:: Set problem ::
Here are some records; copy every line that holds the word "Субсидии".

:: Information supplied ::

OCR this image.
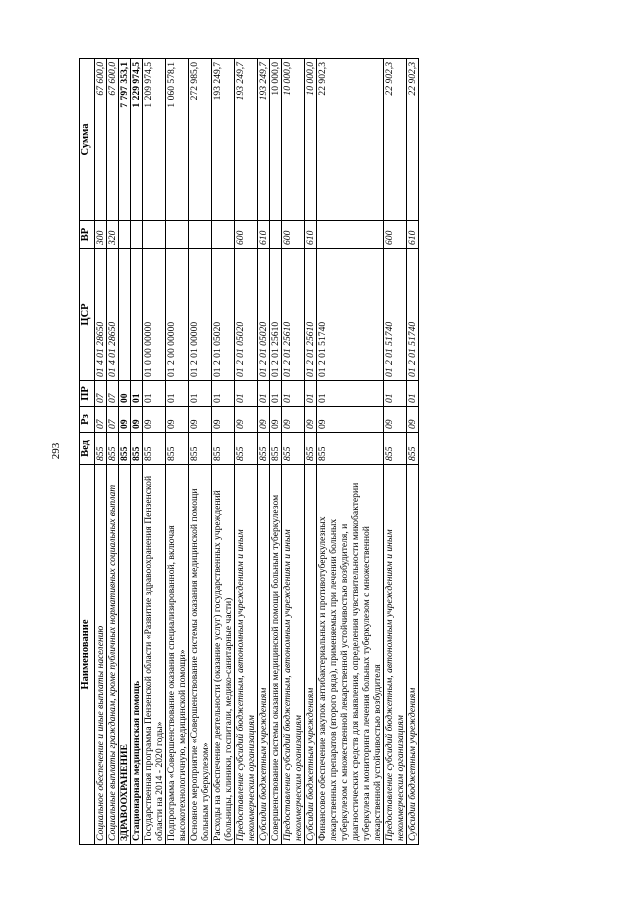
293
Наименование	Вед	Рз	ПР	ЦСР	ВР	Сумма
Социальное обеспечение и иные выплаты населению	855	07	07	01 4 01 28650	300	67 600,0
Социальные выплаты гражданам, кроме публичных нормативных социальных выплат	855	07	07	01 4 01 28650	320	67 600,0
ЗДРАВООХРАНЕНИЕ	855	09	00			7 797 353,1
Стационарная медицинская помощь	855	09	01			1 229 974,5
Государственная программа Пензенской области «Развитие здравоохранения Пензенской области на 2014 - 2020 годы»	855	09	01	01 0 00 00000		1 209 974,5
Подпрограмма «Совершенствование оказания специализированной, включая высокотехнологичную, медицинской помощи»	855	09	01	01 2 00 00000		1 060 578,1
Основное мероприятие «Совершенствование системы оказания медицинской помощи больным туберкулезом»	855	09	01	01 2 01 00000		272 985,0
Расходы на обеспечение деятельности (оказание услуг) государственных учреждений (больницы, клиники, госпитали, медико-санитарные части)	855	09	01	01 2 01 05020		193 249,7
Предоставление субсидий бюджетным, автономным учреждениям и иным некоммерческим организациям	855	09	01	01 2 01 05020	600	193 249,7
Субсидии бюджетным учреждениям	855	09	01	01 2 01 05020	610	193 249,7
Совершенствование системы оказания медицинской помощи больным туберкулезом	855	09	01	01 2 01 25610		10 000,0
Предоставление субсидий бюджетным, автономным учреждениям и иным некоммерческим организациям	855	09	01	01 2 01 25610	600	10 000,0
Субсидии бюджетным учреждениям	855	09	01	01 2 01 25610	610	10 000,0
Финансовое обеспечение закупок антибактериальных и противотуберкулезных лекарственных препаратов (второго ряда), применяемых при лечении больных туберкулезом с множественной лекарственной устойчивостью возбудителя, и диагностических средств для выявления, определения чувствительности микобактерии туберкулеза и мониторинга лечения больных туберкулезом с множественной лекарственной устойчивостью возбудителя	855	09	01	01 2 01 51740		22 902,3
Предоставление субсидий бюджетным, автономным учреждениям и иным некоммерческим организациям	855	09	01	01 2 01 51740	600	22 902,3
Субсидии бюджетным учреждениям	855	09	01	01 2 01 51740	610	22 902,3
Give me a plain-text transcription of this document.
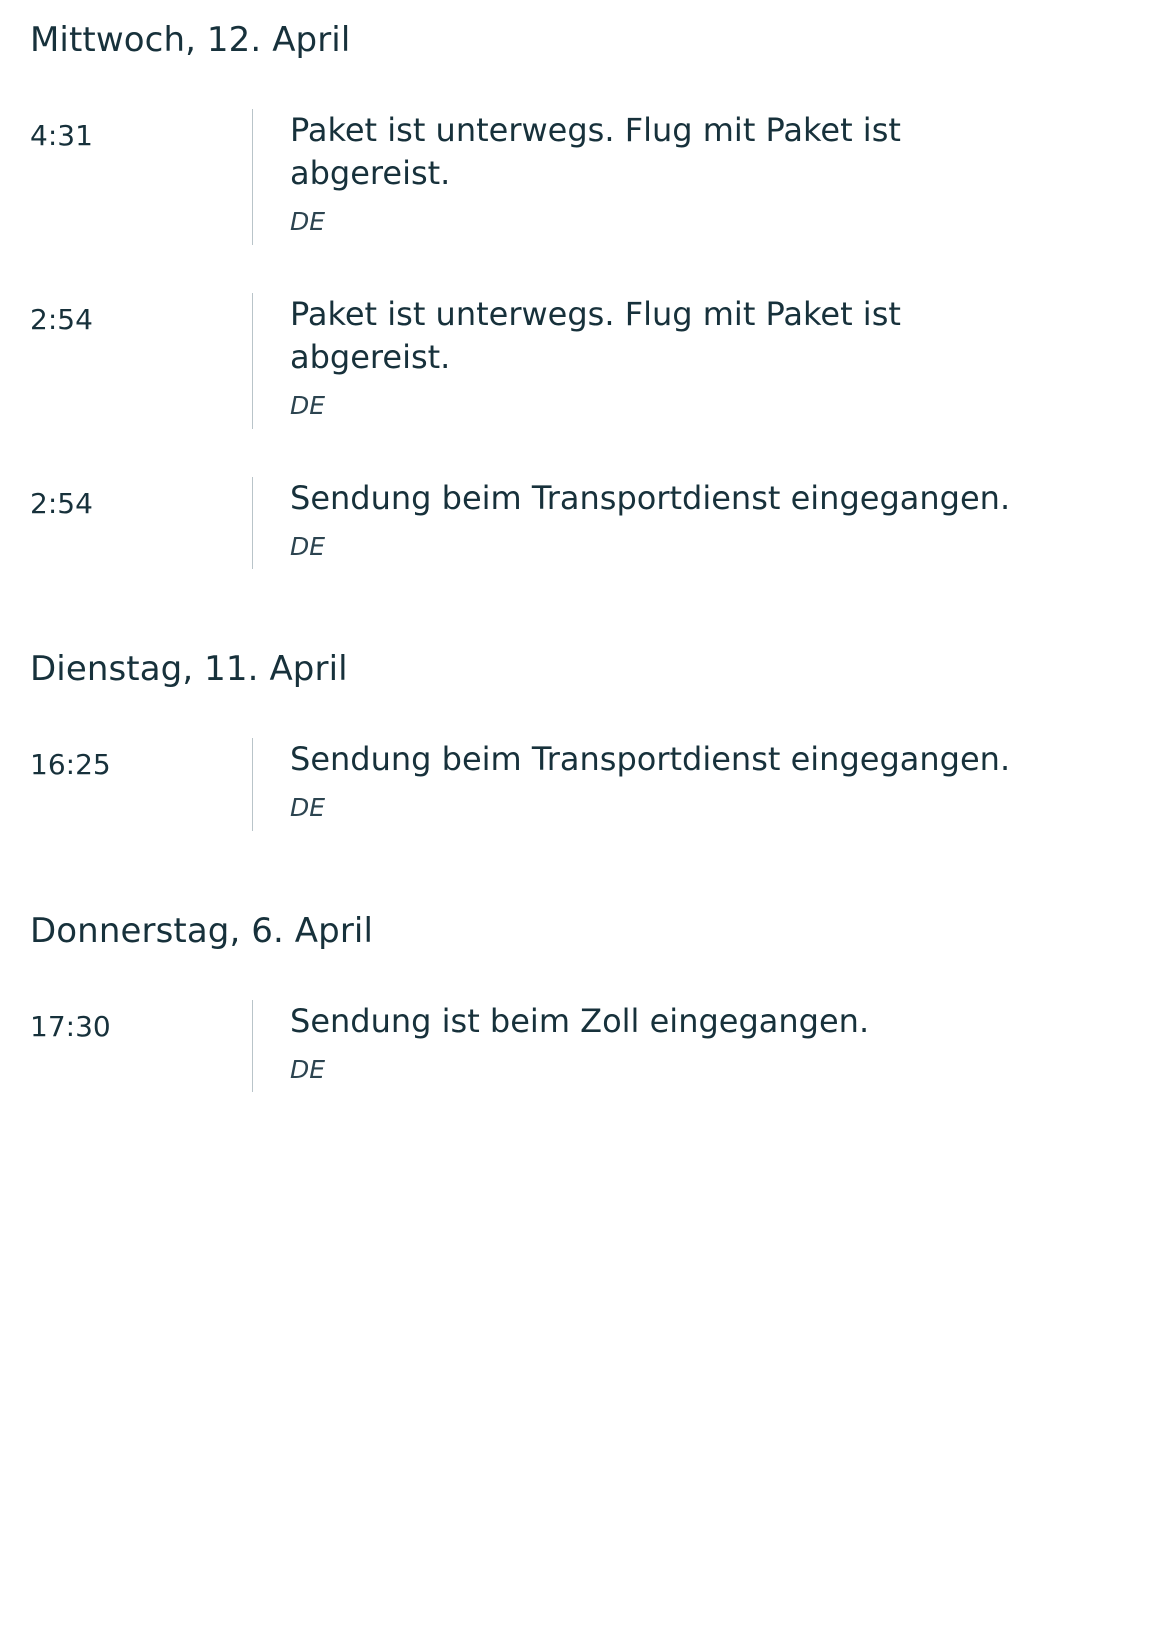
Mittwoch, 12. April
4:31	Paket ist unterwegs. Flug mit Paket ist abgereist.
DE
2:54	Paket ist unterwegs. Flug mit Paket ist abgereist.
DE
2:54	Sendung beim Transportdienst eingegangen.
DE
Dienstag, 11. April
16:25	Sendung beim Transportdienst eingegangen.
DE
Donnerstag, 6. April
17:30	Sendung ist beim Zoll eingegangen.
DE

:: Expected answer ::
Субсидии бюджетным учреждениям	855	09	01	01 2 01 05020	610	193 249,7
Субсидии бюджетным учреждениям	855	09	01	01 2 01 25610	610	10 000,0
Субсидии бюджетным учреждениям	855	09	01	01 2 01 51740	610	22 902,3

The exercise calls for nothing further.